Select every line below containing the word "триместр".

+-------+

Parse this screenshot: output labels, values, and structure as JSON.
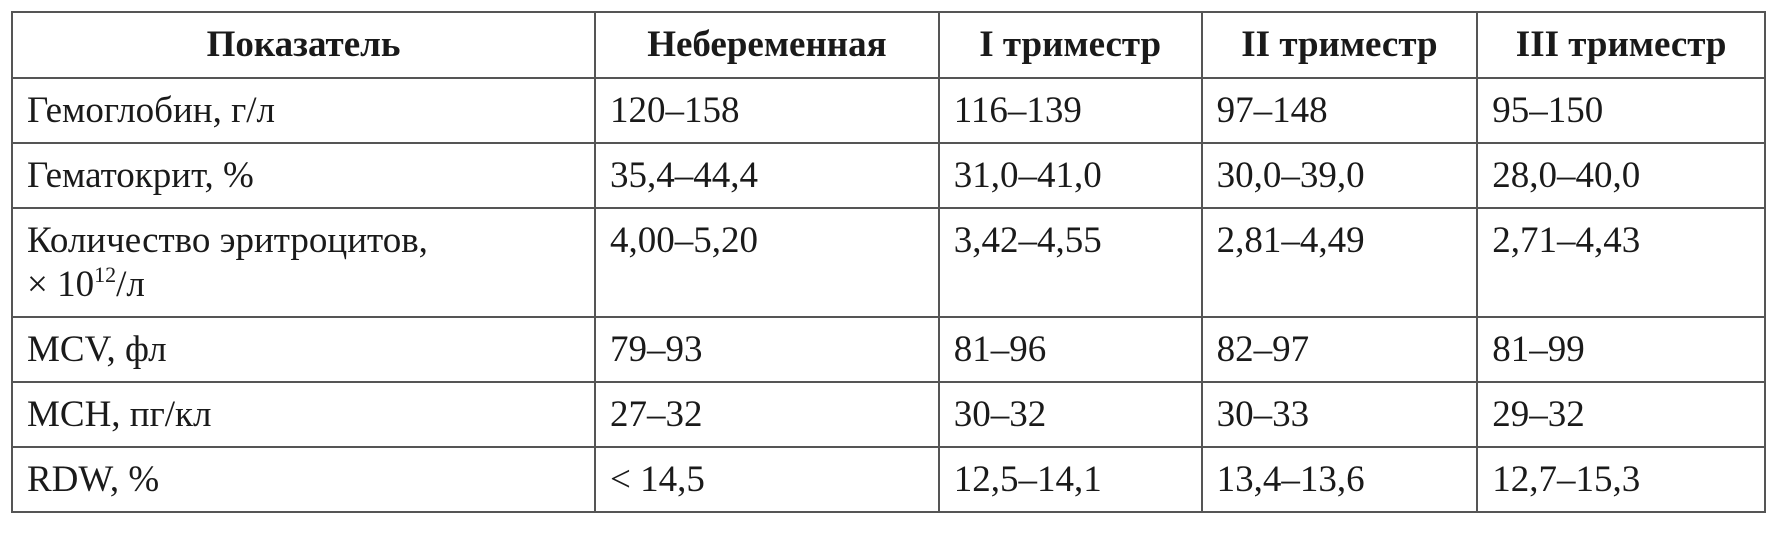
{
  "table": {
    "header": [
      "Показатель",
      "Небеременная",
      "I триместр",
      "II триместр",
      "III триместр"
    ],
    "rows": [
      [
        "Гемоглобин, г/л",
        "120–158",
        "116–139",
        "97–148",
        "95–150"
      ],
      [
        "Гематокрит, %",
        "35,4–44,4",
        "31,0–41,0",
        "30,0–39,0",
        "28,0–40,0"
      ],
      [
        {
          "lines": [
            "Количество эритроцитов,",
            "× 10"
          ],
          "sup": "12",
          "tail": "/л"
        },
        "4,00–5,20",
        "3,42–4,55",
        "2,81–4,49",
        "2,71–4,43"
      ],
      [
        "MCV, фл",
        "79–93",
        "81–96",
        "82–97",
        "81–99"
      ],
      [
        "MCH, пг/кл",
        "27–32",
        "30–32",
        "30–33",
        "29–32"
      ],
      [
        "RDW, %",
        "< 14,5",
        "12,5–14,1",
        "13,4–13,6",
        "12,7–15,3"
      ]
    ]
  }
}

+-------+

▸ Solved problem
      "I триместр",
      "II триместр",
      "III триместр"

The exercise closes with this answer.